| Stated exercise |
Copy down the entries starting at the line containing "x-tick-label: Jun <box>263 660 281 672</box>" and ending at the line containing "candle-body <box>522 307 528 336</box>", keeping every character as it appears.

| Supplied material |
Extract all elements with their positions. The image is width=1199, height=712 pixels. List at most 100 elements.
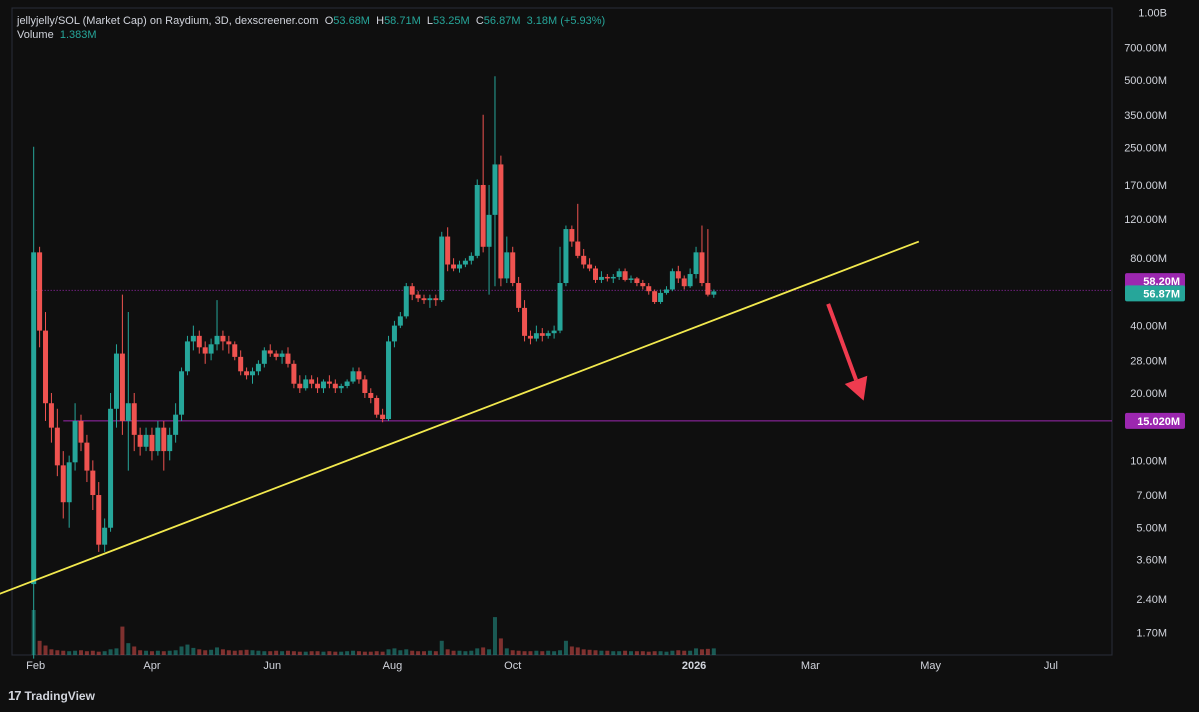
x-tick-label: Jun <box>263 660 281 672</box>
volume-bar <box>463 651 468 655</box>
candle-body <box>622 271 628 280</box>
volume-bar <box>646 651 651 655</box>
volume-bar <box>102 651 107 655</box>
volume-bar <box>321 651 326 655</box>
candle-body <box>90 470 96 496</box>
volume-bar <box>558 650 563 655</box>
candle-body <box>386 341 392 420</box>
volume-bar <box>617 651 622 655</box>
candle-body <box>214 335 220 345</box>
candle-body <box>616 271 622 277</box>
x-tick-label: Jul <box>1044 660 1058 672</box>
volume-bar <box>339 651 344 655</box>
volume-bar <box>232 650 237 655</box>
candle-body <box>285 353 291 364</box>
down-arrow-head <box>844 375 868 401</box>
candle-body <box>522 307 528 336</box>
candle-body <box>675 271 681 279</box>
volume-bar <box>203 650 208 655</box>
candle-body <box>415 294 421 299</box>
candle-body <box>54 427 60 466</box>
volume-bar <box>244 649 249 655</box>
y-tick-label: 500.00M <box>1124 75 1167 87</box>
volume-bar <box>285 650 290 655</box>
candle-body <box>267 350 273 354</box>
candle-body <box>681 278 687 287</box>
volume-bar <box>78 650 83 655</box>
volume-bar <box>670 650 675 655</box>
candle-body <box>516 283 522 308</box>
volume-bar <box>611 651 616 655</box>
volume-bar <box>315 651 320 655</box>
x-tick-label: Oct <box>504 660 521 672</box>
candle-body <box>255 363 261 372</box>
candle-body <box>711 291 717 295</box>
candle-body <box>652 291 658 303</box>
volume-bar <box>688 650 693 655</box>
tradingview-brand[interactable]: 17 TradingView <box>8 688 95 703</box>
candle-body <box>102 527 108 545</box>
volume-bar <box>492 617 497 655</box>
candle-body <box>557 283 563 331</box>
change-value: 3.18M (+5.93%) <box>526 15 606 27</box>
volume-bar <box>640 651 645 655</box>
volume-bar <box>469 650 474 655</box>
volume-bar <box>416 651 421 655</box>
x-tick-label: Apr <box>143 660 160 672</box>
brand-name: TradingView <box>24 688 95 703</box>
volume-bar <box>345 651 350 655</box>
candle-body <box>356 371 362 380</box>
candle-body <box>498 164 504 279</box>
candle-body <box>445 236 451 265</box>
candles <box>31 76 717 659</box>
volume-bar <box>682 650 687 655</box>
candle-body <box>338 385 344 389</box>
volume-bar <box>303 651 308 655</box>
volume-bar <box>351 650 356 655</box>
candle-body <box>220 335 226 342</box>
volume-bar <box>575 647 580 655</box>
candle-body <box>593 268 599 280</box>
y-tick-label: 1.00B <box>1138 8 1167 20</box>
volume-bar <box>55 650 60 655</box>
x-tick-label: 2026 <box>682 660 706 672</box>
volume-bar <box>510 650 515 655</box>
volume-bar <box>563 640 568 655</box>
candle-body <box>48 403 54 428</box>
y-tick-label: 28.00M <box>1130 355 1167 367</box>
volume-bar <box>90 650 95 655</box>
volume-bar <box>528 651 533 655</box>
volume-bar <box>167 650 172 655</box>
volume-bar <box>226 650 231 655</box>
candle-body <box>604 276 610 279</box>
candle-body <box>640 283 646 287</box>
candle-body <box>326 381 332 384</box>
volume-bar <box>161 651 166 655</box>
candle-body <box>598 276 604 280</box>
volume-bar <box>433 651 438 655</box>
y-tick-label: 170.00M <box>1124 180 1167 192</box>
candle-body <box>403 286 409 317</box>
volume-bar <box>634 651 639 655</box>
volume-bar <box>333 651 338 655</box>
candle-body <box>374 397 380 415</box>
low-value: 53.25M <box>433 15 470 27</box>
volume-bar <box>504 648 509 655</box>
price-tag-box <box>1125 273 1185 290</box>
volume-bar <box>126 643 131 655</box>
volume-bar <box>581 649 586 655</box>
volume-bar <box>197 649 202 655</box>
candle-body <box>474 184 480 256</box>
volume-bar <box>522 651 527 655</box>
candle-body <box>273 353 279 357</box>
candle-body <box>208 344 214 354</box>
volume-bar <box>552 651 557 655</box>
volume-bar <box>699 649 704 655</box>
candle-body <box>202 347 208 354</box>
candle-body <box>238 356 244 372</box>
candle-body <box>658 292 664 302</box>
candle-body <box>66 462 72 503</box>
---
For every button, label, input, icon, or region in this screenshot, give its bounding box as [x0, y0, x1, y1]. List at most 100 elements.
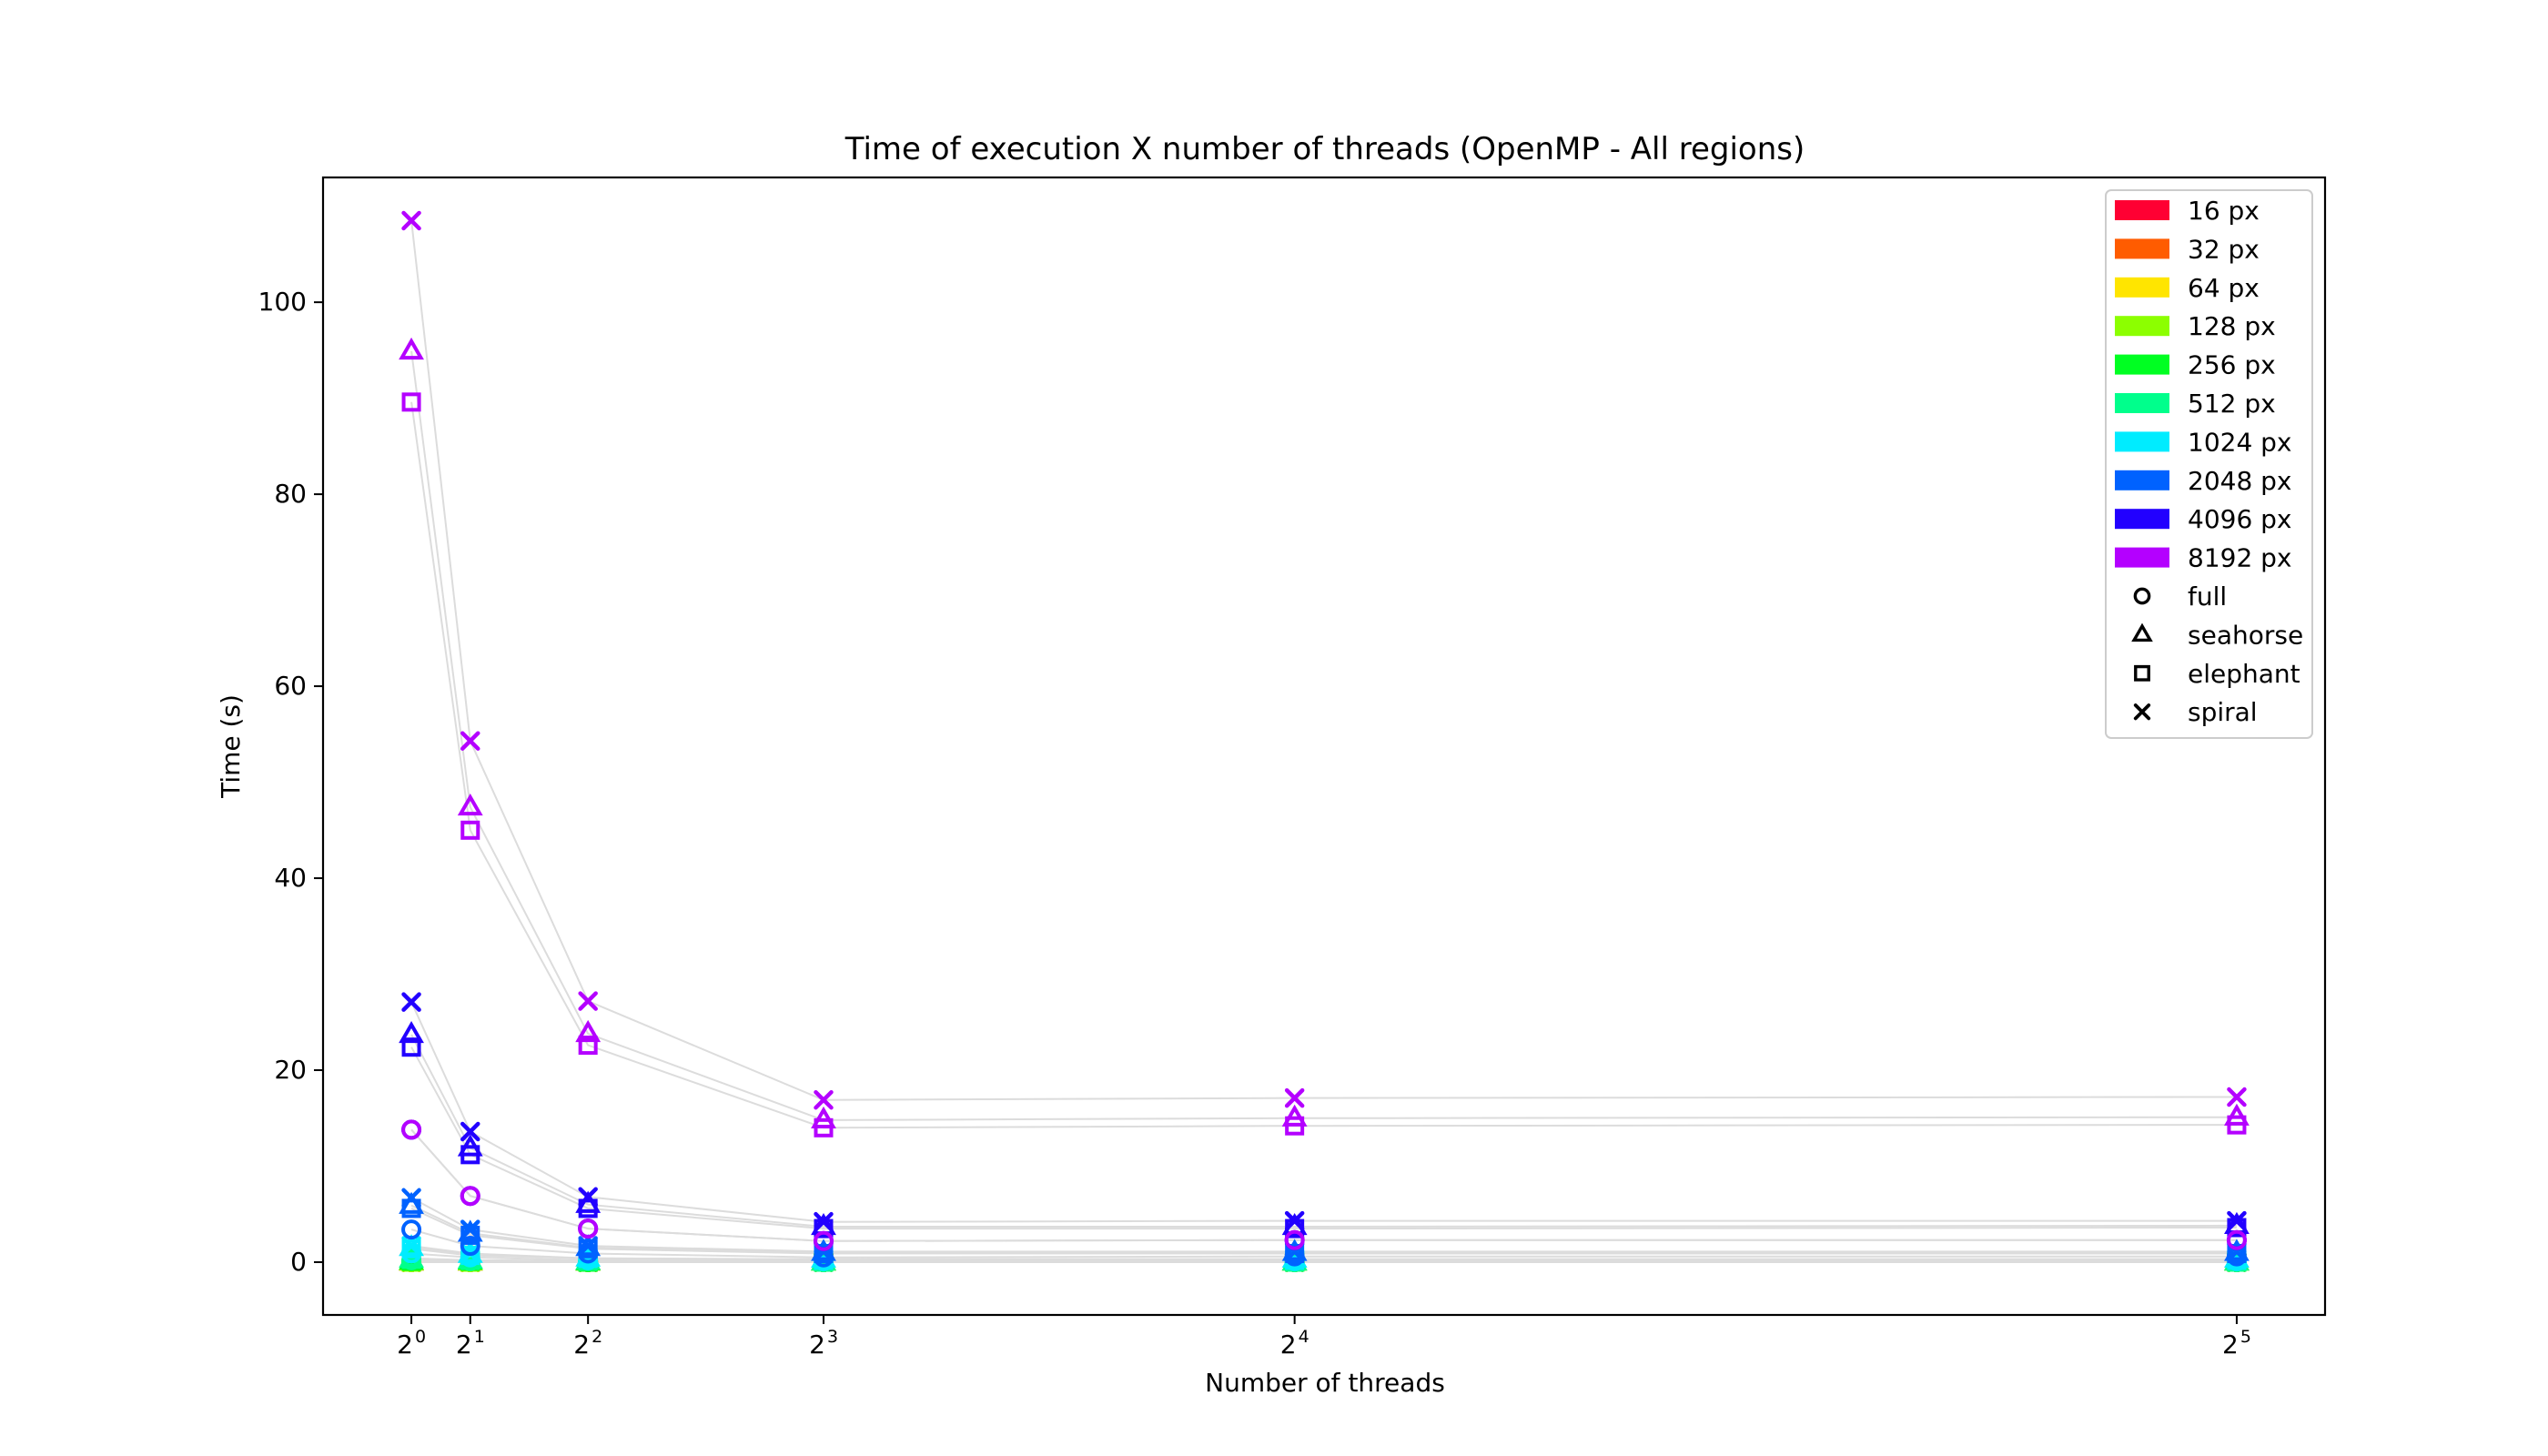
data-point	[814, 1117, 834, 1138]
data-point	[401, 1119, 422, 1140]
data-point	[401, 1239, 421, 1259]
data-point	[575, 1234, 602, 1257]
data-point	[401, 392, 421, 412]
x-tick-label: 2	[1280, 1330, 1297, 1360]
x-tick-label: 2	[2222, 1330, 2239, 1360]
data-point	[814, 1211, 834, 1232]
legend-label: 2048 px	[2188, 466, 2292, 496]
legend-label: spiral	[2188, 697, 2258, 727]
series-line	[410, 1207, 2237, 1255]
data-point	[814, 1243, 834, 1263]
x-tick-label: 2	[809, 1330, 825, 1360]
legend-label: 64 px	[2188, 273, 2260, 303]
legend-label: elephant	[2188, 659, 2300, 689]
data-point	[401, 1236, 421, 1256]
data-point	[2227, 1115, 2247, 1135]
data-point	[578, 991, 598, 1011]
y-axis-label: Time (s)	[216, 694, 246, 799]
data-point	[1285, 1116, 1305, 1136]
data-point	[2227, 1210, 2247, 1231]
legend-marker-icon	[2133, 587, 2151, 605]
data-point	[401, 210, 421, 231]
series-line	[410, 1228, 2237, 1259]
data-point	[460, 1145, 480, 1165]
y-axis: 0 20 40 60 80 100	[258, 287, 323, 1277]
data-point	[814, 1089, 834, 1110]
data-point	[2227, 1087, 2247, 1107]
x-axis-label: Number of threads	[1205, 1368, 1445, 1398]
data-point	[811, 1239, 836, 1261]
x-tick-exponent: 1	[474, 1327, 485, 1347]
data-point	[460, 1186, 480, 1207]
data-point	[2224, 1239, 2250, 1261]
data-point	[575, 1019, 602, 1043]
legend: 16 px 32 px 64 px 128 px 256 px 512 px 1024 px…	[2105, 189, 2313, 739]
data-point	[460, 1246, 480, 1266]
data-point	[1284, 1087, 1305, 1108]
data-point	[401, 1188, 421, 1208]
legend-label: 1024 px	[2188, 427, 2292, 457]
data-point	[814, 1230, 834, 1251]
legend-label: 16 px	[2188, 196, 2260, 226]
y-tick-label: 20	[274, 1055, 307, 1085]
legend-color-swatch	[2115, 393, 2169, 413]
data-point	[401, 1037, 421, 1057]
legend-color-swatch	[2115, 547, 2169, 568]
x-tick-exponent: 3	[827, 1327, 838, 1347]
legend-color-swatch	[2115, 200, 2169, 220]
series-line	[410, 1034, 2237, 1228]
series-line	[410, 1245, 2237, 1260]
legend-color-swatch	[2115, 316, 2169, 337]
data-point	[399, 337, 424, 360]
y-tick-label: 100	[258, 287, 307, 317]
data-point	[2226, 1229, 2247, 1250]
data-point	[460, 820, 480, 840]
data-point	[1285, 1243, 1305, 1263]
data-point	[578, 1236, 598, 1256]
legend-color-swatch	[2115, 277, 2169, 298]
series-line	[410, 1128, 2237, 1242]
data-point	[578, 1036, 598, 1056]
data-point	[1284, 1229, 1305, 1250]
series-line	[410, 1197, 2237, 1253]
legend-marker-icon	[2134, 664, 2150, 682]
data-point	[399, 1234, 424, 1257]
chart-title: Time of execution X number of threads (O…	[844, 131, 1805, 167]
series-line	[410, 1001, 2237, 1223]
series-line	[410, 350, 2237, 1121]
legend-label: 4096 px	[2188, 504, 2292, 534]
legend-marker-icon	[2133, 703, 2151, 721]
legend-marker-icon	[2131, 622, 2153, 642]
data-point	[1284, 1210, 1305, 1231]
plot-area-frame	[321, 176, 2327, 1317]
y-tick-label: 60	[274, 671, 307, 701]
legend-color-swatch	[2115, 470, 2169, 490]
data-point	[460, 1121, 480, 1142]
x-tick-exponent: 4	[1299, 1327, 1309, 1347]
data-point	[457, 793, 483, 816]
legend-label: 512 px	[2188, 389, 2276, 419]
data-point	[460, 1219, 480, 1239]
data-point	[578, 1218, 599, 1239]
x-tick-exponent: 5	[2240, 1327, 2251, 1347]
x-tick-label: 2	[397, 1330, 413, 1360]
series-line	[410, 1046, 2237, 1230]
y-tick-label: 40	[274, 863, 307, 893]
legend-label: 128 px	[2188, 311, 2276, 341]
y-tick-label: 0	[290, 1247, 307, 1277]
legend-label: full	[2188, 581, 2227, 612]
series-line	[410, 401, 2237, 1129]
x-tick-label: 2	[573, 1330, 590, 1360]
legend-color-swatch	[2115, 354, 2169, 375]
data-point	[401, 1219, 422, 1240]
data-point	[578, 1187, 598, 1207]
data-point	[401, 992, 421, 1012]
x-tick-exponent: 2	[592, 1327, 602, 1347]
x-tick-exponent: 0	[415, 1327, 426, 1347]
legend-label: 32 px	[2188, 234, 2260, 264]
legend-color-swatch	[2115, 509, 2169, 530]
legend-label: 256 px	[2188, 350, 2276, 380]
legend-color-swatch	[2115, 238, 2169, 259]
--
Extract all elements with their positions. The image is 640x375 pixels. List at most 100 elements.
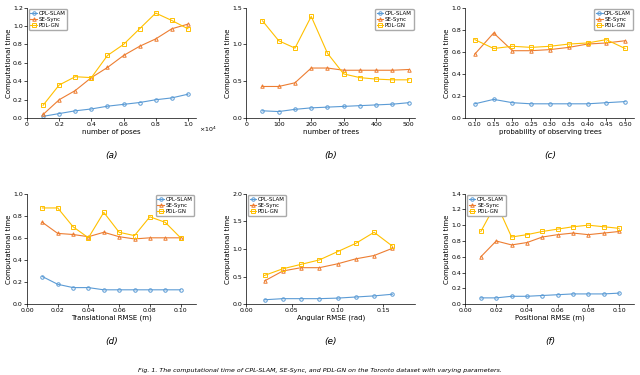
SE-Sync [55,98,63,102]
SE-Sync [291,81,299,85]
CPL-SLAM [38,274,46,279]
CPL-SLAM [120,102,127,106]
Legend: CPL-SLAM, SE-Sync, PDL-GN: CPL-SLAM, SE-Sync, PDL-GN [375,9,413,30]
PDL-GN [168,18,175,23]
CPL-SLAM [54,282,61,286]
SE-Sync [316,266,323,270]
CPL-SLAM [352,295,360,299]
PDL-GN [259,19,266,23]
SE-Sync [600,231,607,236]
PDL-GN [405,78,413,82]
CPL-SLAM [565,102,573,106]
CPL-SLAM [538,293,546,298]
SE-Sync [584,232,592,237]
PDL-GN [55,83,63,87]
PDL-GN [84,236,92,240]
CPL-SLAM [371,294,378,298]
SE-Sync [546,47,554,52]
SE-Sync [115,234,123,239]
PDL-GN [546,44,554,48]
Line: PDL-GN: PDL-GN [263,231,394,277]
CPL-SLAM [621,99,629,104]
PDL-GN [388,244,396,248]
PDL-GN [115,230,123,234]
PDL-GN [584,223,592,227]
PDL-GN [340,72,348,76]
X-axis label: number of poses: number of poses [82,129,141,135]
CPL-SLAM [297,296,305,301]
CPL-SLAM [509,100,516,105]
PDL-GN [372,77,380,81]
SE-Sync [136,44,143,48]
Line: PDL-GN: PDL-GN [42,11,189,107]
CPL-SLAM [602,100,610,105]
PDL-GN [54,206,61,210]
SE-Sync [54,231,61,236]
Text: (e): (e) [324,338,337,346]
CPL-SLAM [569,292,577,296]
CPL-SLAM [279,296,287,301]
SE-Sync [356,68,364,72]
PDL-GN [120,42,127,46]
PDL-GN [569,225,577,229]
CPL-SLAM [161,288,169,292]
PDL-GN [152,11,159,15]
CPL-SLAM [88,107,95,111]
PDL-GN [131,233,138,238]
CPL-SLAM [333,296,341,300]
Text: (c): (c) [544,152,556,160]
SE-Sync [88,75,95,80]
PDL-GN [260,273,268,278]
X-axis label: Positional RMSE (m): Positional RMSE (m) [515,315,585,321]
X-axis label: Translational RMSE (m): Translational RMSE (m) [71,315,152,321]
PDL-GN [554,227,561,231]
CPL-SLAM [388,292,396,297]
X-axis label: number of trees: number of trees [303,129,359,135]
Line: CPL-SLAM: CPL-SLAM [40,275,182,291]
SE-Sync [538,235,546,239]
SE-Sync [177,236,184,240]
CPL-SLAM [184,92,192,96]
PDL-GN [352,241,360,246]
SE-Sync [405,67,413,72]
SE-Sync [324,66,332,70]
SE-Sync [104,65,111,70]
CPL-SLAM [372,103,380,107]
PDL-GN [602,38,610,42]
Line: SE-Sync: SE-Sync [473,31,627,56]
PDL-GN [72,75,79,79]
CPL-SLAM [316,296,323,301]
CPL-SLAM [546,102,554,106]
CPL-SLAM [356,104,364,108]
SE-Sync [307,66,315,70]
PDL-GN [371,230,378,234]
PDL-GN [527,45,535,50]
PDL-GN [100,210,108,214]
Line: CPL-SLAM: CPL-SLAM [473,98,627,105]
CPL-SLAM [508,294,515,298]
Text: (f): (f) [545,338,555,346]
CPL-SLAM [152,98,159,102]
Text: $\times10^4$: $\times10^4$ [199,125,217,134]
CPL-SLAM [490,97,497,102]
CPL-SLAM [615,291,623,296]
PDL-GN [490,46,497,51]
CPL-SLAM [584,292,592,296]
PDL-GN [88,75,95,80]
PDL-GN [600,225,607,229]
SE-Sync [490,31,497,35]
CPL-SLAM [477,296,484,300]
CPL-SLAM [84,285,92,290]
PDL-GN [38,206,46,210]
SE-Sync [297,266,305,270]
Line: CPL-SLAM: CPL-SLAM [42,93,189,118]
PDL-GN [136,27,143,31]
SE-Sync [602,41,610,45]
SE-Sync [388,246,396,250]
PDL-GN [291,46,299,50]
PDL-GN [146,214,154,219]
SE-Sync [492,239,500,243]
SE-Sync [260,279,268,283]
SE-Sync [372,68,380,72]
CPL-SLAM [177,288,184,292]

| Exercise solution |
x-tick-label: Jun <box>263 660 281 672</box>
volume-bar <box>463 651 468 655</box>
candle-body <box>622 271 628 280</box>
volume-bar <box>646 651 651 655</box>
volume-bar <box>102 651 107 655</box>
volume-bar <box>321 651 326 655</box>
candle-body <box>90 470 96 496</box>
volume-bar <box>558 650 563 655</box>
candle-body <box>386 341 392 420</box>
volume-bar <box>617 651 622 655</box>
candle-body <box>214 335 220 345</box>
candle-body <box>616 271 622 277</box>
x-tick-label: Jul <box>1044 660 1058 672</box>
volume-bar <box>339 651 344 655</box>
volume-bar <box>232 650 237 655</box>
candle-body <box>285 353 291 364</box>
down-arrow-head <box>844 375 868 401</box>
candle-body <box>522 307 528 336</box>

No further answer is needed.